Locate the lines of the listing below that hold "into", then copy each of them.
* START The input *
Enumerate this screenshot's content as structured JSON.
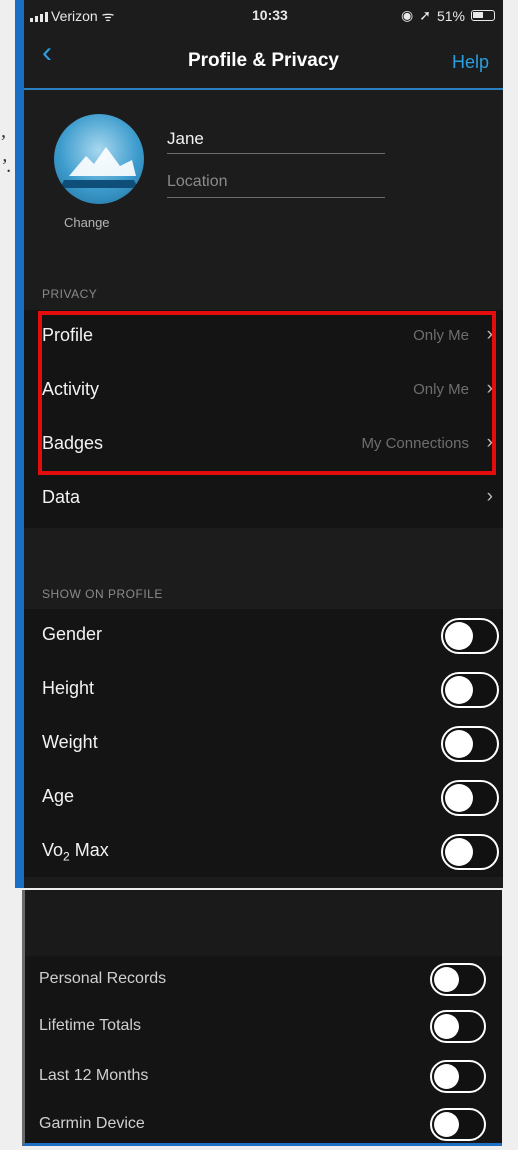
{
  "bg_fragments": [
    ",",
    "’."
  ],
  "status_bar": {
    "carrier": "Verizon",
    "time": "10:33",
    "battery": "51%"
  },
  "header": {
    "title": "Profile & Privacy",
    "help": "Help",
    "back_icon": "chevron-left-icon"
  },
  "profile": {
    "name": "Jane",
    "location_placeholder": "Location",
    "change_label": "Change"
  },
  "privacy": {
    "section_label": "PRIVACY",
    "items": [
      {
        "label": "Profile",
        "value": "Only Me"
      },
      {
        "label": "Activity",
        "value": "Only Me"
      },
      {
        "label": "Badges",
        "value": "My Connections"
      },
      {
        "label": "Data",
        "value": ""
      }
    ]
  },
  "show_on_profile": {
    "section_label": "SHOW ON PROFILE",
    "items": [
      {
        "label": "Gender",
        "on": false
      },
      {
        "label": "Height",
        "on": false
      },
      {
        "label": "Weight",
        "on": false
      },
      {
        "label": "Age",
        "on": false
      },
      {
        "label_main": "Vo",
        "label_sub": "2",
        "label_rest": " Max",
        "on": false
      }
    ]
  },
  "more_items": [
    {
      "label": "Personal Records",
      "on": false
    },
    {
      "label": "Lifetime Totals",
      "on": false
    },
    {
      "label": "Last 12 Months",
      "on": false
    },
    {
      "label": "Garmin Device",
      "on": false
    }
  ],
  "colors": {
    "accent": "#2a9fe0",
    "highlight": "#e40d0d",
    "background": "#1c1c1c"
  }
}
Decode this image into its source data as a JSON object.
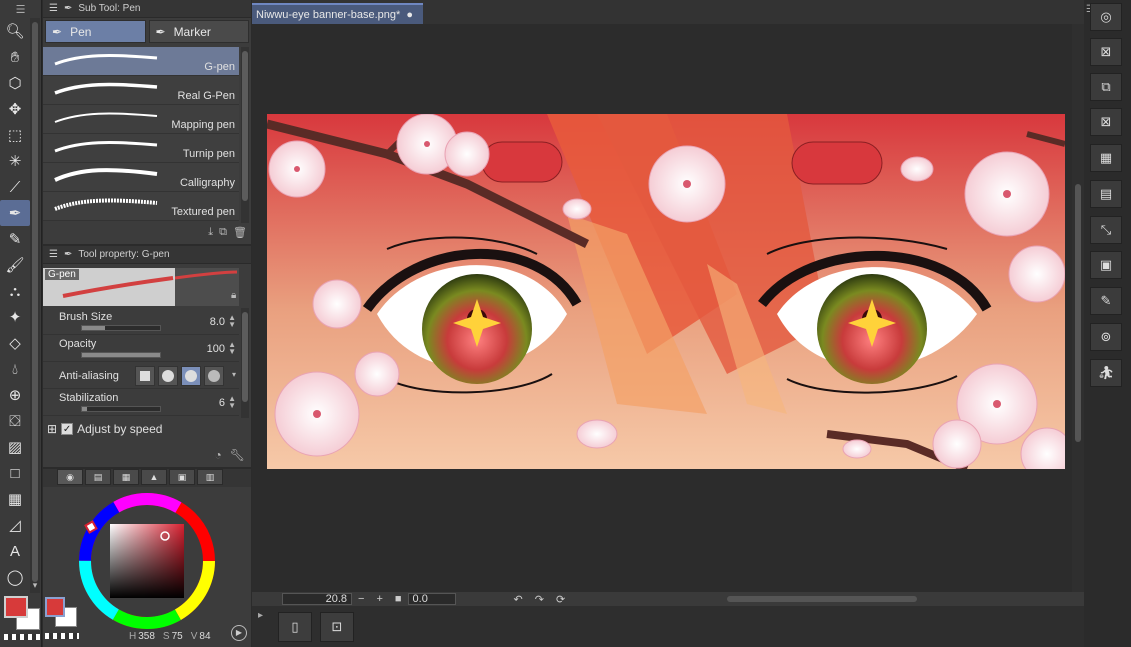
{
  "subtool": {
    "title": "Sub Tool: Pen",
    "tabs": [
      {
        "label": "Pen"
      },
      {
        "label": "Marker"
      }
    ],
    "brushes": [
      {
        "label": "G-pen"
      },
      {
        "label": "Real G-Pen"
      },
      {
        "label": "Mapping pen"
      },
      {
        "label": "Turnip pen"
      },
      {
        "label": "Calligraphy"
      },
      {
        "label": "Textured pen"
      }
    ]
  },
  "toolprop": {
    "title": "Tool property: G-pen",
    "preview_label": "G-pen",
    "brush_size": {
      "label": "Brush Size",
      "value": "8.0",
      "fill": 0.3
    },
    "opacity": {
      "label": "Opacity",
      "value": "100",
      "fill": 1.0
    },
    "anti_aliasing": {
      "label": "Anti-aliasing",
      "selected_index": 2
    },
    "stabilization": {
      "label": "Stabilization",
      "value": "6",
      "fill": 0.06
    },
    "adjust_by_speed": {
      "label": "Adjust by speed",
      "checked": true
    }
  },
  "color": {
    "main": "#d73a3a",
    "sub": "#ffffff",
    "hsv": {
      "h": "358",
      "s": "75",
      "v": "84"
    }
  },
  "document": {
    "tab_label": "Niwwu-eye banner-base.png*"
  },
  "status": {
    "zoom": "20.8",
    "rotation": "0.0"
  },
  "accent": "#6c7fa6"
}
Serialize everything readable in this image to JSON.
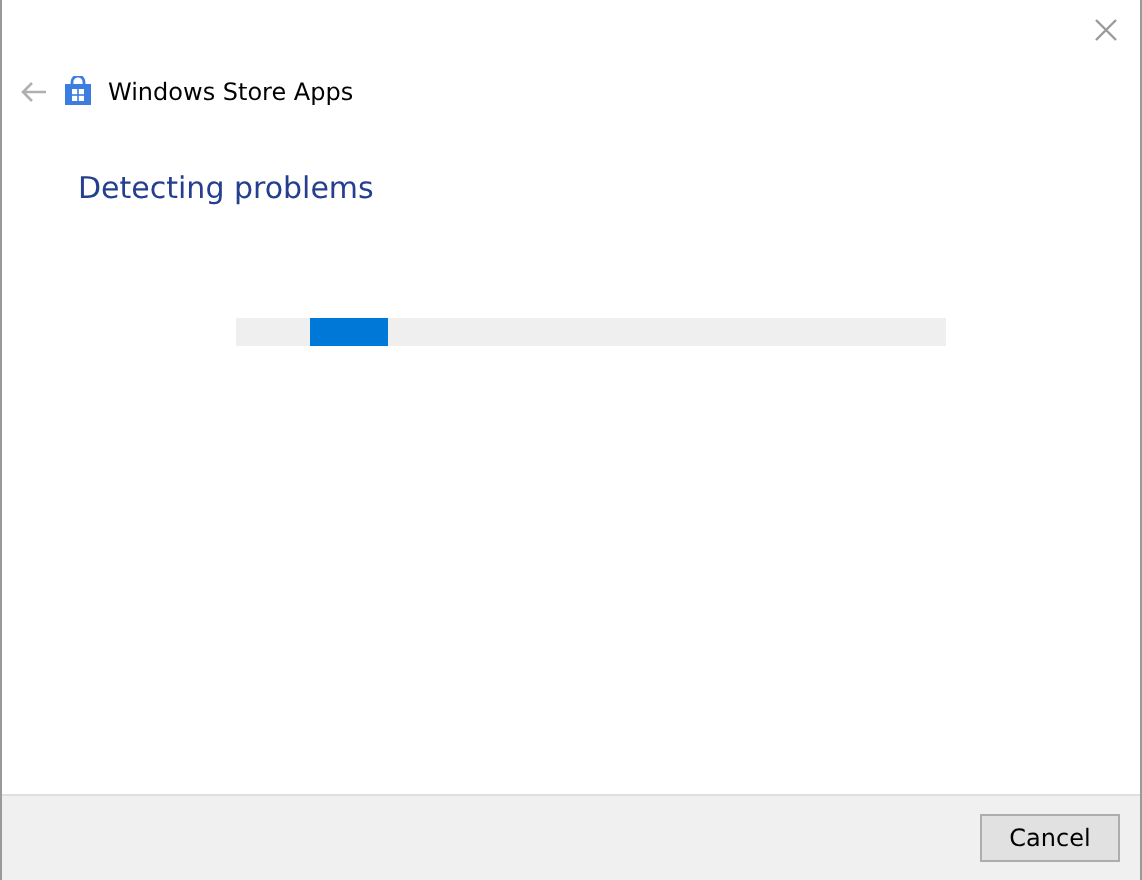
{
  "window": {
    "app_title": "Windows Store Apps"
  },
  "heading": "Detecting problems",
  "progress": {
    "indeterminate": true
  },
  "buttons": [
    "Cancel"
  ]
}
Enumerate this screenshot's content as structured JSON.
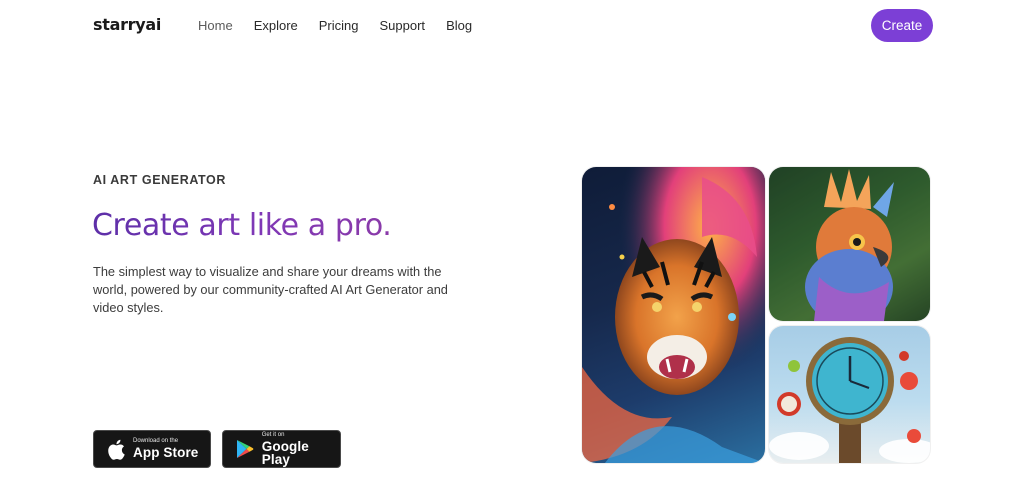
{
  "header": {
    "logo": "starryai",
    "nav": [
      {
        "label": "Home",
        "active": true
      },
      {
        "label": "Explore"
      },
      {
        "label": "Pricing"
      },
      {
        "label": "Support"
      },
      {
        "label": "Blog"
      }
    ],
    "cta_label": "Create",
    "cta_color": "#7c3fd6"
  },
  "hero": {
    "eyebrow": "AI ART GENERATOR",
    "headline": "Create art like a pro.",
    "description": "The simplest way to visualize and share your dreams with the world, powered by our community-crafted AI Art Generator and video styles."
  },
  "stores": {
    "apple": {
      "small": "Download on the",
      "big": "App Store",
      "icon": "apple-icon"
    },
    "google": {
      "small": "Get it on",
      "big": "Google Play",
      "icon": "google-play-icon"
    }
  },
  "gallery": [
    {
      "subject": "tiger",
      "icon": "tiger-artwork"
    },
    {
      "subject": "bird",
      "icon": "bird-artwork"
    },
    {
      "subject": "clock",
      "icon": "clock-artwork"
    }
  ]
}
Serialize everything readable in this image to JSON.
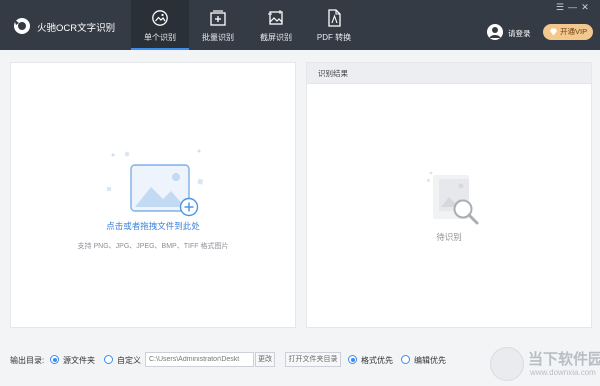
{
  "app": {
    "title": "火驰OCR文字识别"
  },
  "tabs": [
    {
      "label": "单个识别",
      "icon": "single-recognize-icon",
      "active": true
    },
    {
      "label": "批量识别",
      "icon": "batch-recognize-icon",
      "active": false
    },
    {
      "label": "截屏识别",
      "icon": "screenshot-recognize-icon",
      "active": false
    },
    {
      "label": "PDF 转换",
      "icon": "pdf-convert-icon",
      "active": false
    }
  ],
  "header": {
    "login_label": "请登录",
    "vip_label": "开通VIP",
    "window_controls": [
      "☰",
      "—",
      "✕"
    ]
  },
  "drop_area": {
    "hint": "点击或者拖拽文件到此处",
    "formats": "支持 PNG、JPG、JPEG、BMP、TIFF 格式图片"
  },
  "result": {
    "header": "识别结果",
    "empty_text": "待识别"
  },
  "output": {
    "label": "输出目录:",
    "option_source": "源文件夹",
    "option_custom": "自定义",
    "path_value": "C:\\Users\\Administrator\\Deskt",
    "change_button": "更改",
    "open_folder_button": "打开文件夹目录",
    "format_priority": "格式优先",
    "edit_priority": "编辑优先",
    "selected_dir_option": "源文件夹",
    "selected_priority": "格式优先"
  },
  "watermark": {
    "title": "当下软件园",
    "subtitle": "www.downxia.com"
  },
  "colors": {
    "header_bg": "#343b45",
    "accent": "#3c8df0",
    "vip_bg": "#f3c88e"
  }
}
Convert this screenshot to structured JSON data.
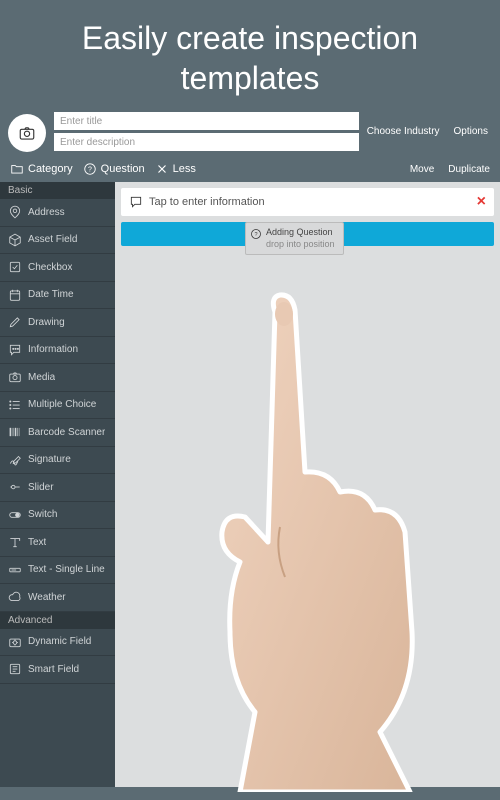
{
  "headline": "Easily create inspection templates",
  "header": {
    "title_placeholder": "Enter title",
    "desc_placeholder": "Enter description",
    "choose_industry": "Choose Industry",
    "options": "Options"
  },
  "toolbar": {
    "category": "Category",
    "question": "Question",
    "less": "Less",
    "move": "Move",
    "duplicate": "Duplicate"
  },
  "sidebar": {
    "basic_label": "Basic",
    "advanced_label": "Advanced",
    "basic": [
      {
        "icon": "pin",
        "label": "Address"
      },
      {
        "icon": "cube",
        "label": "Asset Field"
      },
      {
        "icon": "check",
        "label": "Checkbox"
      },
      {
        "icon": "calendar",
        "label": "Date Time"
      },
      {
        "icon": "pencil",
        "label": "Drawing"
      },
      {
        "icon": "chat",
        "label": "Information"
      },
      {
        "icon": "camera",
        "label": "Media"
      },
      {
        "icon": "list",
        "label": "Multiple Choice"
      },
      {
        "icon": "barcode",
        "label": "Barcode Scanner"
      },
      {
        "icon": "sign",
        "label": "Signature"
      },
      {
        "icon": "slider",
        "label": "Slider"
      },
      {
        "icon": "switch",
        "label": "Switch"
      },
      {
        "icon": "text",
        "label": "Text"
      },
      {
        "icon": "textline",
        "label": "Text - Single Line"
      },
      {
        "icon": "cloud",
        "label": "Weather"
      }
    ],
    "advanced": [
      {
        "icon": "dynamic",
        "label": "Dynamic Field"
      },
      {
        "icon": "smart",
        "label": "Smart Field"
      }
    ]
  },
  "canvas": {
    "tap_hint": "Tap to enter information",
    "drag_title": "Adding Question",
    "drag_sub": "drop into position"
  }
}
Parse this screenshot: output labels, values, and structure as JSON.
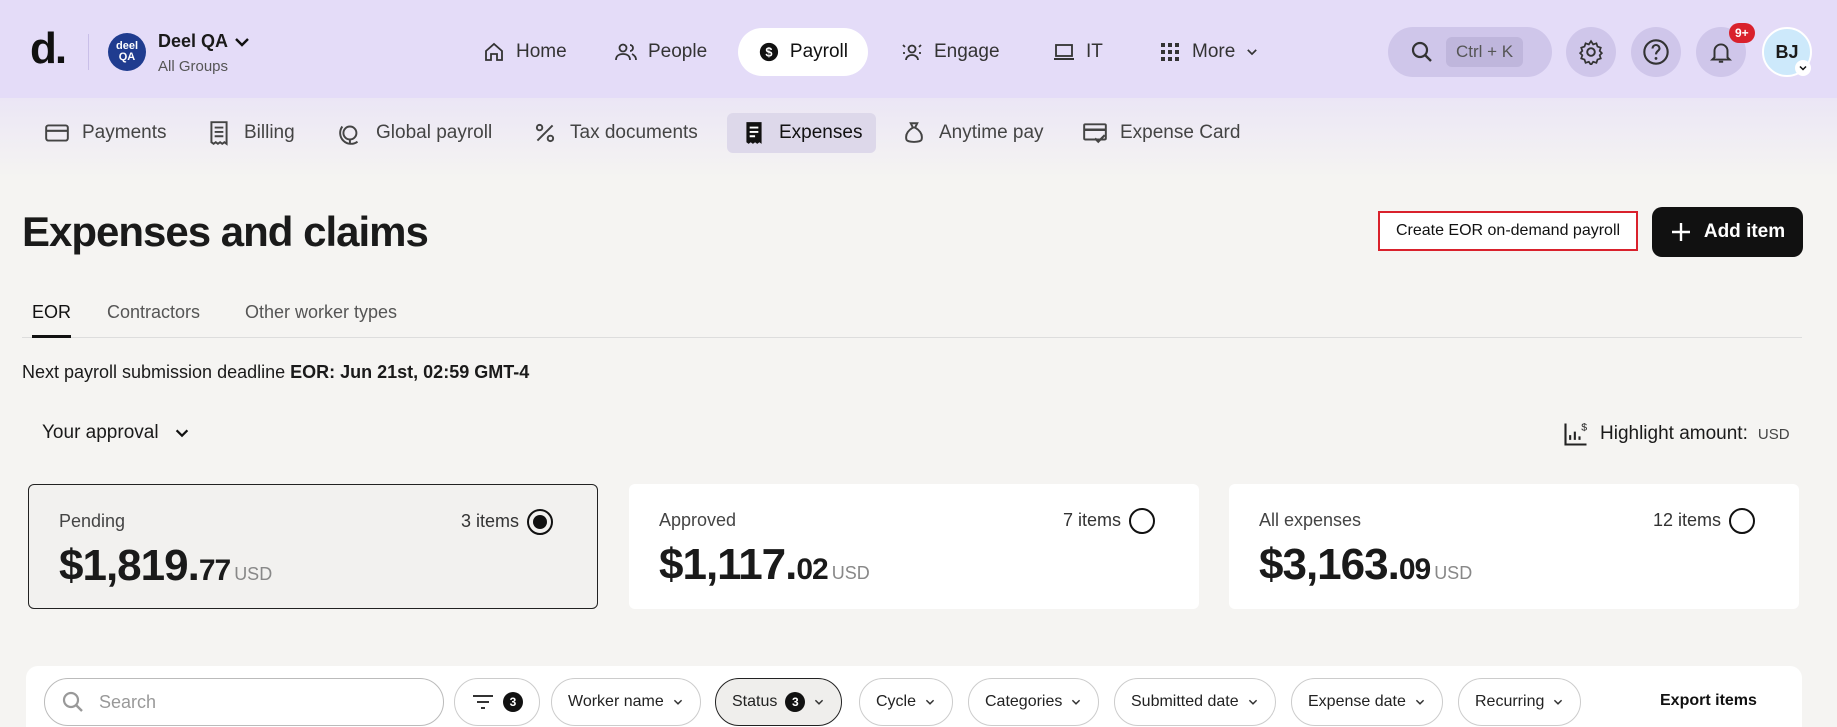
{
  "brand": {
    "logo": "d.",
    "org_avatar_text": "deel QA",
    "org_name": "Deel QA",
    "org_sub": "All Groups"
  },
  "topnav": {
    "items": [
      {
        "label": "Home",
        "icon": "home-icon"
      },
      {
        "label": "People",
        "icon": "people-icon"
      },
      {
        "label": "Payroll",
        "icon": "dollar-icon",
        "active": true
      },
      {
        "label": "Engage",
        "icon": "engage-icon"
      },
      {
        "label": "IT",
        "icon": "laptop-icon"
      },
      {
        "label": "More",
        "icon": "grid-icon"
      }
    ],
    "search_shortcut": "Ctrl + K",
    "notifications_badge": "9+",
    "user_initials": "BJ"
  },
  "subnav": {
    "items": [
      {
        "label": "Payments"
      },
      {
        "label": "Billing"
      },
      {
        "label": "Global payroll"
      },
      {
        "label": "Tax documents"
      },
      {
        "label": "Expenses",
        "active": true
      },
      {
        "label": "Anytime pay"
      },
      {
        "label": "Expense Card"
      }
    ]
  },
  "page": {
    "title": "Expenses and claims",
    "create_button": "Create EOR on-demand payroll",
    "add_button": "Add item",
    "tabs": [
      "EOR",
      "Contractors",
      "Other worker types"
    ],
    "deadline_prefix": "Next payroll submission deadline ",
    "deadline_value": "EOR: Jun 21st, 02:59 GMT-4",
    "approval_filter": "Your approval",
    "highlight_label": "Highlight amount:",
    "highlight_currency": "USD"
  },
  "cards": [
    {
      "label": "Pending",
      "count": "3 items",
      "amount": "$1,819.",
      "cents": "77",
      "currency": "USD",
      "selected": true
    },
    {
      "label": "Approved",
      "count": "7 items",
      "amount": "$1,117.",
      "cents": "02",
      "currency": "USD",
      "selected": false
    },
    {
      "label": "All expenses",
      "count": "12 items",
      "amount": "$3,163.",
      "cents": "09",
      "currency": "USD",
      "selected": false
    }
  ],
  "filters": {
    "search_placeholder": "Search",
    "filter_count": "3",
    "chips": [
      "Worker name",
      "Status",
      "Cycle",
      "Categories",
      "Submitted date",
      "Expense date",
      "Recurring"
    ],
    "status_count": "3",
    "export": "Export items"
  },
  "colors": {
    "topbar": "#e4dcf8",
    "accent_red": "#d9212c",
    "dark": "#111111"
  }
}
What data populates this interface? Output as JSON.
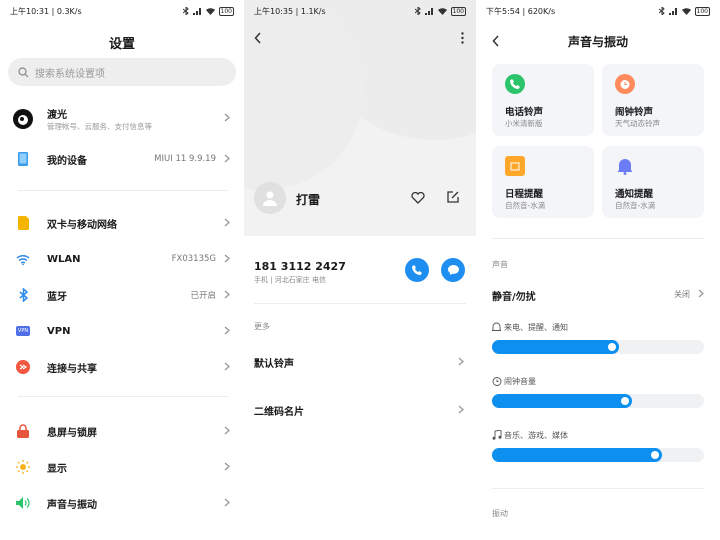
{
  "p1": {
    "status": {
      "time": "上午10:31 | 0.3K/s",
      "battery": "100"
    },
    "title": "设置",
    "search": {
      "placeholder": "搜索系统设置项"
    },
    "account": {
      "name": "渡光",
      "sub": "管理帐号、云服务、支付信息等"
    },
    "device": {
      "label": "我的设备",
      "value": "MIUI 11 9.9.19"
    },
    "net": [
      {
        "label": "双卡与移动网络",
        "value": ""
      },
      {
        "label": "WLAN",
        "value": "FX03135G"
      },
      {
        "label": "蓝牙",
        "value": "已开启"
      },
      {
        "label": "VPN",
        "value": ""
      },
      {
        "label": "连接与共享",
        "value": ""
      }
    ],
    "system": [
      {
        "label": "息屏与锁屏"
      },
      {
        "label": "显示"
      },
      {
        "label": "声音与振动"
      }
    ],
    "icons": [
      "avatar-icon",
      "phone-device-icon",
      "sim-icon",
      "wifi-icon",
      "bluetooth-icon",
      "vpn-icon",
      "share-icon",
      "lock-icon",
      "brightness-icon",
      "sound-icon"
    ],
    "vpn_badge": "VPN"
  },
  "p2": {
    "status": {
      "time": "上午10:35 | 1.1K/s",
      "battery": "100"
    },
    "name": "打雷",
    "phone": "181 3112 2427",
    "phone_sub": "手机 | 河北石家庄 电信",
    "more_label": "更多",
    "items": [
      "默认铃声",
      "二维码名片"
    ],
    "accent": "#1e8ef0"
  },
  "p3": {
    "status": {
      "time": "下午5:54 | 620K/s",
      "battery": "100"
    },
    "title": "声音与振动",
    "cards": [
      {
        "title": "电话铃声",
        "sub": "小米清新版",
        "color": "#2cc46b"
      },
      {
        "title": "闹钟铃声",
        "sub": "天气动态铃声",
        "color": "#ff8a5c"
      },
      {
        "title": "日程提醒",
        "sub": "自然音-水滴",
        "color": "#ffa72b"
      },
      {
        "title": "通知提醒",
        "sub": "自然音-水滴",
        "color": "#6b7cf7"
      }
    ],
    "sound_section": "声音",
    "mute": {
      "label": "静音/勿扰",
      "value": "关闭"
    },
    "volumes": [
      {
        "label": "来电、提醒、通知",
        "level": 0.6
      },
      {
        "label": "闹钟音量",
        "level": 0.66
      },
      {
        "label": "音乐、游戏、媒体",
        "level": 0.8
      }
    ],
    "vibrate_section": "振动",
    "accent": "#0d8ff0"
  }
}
* END The input *
* Reply to the exercise
Decode this image into its source data as a JSON object.
    "drag_sub": "drop into position"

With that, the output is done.